Retype everything in the listing, leaving each line exactly as it is.

★ ★ ★

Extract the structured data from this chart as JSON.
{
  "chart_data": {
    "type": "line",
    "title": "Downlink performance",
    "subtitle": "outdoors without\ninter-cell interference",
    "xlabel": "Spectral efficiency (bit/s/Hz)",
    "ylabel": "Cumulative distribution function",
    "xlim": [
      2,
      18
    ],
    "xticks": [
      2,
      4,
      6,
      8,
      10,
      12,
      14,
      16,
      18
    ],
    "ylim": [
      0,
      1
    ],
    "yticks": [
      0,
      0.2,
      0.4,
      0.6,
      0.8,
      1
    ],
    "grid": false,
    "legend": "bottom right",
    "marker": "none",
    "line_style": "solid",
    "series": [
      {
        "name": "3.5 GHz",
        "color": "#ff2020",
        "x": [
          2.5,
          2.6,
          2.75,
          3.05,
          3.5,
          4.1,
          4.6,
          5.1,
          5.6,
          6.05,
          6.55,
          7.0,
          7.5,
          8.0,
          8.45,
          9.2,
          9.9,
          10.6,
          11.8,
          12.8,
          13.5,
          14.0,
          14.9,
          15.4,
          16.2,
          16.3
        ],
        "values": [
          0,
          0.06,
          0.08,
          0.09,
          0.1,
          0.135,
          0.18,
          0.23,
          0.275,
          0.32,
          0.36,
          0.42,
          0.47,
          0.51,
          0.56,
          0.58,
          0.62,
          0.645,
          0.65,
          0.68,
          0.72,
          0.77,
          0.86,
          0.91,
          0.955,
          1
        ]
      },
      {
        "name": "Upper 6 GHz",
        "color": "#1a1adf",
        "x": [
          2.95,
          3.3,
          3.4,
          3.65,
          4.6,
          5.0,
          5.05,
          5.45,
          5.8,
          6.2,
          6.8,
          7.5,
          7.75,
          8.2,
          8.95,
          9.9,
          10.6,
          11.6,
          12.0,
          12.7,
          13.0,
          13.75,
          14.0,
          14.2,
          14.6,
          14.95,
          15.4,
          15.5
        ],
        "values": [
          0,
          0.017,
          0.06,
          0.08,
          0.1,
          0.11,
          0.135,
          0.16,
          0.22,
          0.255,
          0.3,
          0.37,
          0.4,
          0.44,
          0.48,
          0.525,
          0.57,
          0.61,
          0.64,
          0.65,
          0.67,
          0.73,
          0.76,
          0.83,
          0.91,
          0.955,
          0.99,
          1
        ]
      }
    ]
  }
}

★ ★ ★

Answer to this task ▸
Extract the structured data from this chart as JSON.
{
  "chart_data": {
    "type": "line",
    "title": "Downlink performance",
    "subtitle": "outdoors without\ninter-cell interference",
    "xlabel": "Spectral efficiency (bit/s/Hz)",
    "ylabel": "Cumulative distribution function",
    "xlim": [
      2,
      18
    ],
    "xticks": [
      2,
      4,
      6,
      8,
      10,
      12,
      14,
      16,
      18
    ],
    "ylim": [
      0,
      1
    ],
    "yticks": [
      0,
      0.2,
      0.4,
      0.6,
      0.8,
      1
    ],
    "grid": false,
    "legend": "bottom right",
    "marker": "none",
    "line_style": "solid",
    "series": [
      {
        "name": "3.5 GHz",
        "color": "#ff2020",
        "x": [
          2.5,
          2.6,
          2.75,
          3.05,
          3.5,
          4.1,
          4.6,
          5.1,
          5.6,
          6.05,
          6.55,
          7.0,
          7.5,
          8.0,
          8.45,
          9.2,
          9.9,
          10.6,
          11.8,
          12.8,
          13.5,
          14.0,
          14.9,
          15.4,
          16.2,
          16.3
        ],
        "values": [
          0,
          0.06,
          0.08,
          0.09,
          0.1,
          0.135,
          0.18,
          0.23,
          0.275,
          0.32,
          0.36,
          0.42,
          0.47,
          0.51,
          0.56,
          0.58,
          0.62,
          0.645,
          0.65,
          0.68,
          0.72,
          0.77,
          0.86,
          0.91,
          0.955,
          1
        ]
      },
      {
        "name": "Upper 6 GHz",
        "color": "#1a1adf",
        "x": [
          2.95,
          3.3,
          3.4,
          3.65,
          4.6,
          5.0,
          5.05,
          5.45,
          5.8,
          6.2,
          6.8,
          7.5,
          7.75,
          8.2,
          8.95,
          9.9,
          10.6,
          11.6,
          12.0,
          12.7,
          13.0,
          13.75,
          14.0,
          14.2,
          14.6,
          14.95,
          15.4,
          15.5
        ],
        "values": [
          0,
          0.017,
          0.06,
          0.08,
          0.1,
          0.11,
          0.135,
          0.16,
          0.22,
          0.255,
          0.3,
          0.37,
          0.4,
          0.44,
          0.48,
          0.525,
          0.57,
          0.61,
          0.64,
          0.65,
          0.67,
          0.73,
          0.76,
          0.83,
          0.91,
          0.955,
          0.99,
          1
        ]
      }
    ]
  }
}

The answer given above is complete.